Dataset excerpts

##############################

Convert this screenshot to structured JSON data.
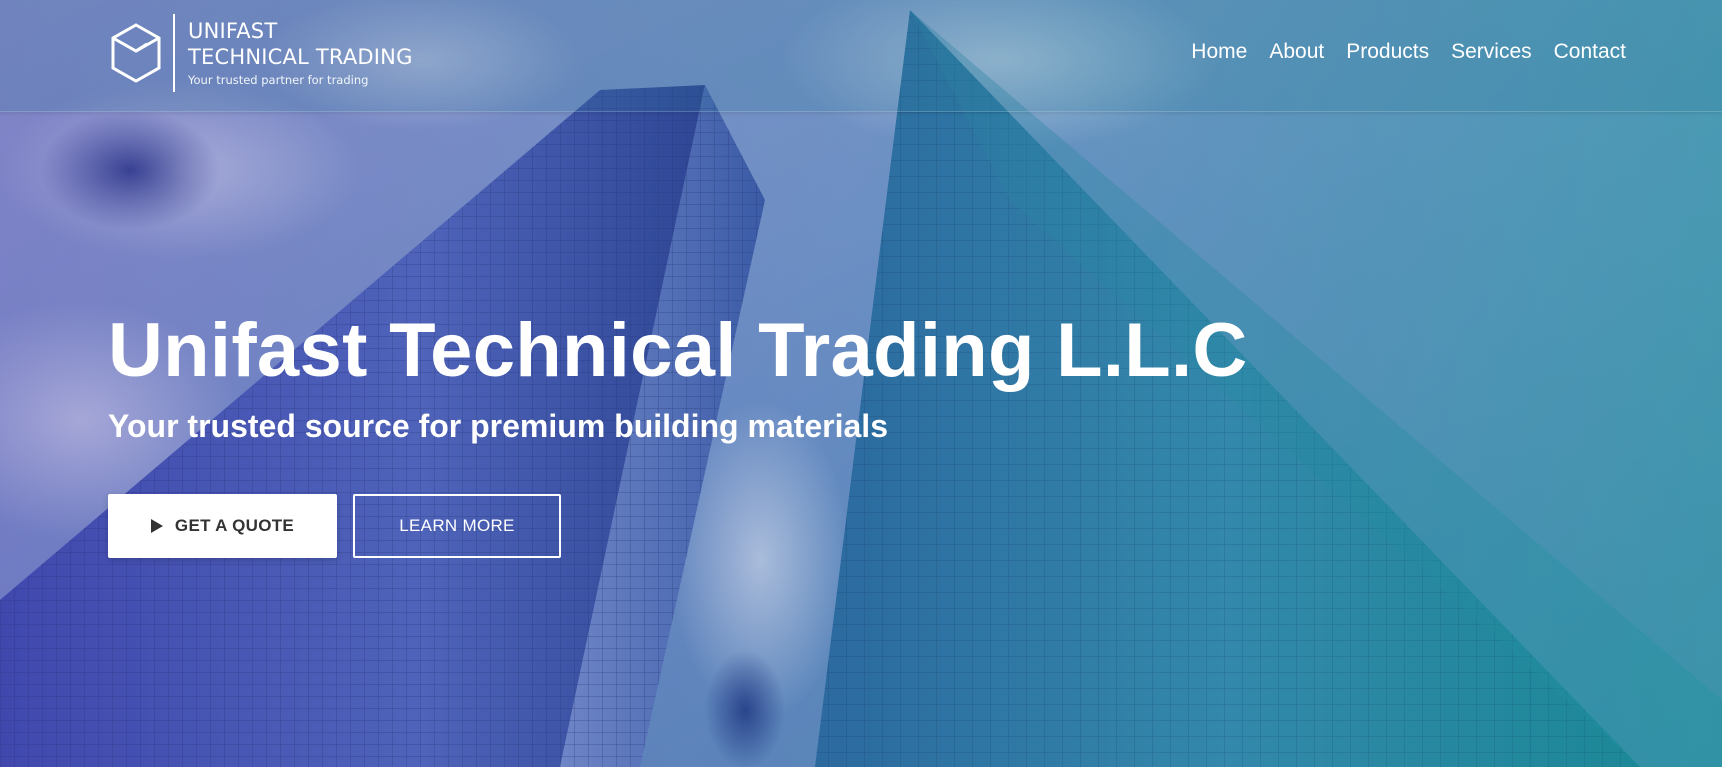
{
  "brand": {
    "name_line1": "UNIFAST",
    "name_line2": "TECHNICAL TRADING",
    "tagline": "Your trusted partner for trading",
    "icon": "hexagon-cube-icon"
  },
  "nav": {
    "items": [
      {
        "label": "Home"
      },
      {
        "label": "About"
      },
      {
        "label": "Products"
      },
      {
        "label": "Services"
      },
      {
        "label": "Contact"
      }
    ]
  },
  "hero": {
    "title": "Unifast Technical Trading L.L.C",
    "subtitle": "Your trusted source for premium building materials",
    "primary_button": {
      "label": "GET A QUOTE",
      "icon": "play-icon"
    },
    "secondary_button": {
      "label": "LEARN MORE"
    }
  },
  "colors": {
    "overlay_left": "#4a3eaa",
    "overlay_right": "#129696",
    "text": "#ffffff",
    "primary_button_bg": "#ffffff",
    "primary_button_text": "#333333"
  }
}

##############################

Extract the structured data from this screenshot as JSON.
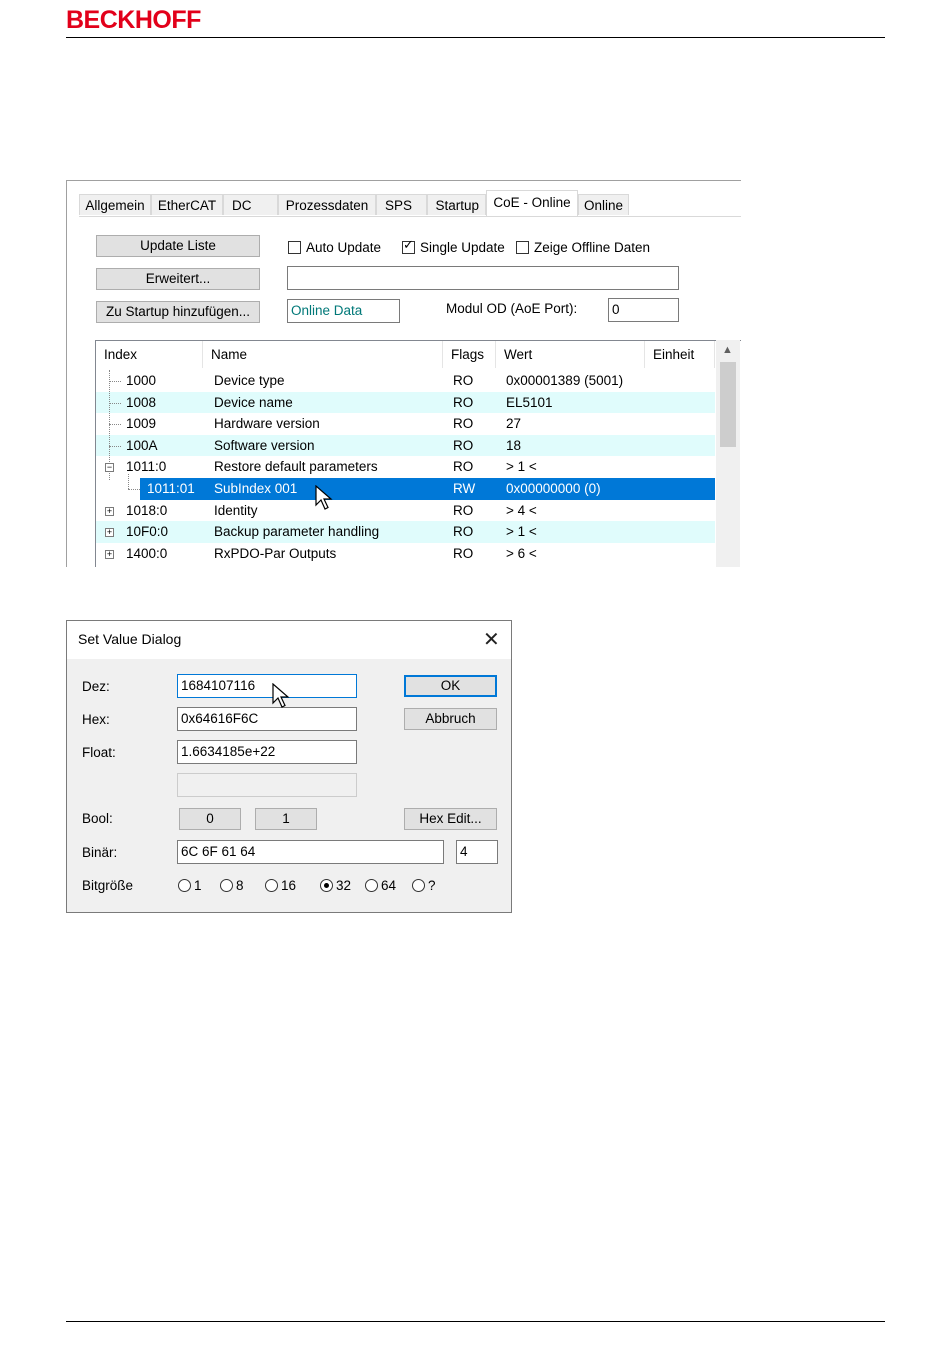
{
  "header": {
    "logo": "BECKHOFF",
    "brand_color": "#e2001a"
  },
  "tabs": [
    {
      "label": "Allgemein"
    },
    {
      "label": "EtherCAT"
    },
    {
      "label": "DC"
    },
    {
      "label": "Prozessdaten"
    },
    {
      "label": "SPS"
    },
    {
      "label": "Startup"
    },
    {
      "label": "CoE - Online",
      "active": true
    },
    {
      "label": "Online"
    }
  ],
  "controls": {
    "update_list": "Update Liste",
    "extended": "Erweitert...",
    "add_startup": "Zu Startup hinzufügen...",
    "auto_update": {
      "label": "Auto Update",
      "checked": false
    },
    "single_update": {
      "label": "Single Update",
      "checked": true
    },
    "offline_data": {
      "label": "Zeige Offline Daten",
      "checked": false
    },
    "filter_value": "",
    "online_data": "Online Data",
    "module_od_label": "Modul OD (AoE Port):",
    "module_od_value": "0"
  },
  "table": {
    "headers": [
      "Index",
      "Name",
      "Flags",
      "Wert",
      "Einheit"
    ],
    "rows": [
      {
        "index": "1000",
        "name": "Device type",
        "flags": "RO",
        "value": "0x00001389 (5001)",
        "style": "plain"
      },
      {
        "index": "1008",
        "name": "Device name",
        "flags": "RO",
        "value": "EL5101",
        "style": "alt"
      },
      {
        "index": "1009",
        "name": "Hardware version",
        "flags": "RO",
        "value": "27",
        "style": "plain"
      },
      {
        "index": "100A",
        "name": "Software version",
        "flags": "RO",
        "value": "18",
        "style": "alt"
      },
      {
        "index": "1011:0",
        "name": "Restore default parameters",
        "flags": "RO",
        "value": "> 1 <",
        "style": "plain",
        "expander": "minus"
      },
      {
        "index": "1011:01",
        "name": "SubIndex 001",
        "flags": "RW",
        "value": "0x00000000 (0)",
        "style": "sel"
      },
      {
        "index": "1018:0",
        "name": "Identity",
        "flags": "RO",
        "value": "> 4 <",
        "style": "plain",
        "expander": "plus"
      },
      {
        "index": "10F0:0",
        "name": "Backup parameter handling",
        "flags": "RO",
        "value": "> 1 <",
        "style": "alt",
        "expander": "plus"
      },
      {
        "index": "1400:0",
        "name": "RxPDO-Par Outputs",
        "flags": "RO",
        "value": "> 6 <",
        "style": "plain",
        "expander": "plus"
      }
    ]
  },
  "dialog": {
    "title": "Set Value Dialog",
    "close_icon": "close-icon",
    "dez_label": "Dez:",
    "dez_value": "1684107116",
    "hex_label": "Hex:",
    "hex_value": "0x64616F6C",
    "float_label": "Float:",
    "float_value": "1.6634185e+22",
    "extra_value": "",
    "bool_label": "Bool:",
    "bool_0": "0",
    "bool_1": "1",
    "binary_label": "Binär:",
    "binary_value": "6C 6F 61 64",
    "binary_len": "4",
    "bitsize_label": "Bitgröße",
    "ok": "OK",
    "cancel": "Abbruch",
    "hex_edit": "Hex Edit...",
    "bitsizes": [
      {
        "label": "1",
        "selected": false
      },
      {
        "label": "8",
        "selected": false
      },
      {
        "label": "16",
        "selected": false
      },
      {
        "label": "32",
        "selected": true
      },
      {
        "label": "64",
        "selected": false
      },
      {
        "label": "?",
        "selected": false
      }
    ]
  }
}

##############################

WHAT YOU SHOULD DO
State the number of lines that contain the string "structured", with no other words.

WRITTEN ANSWER
2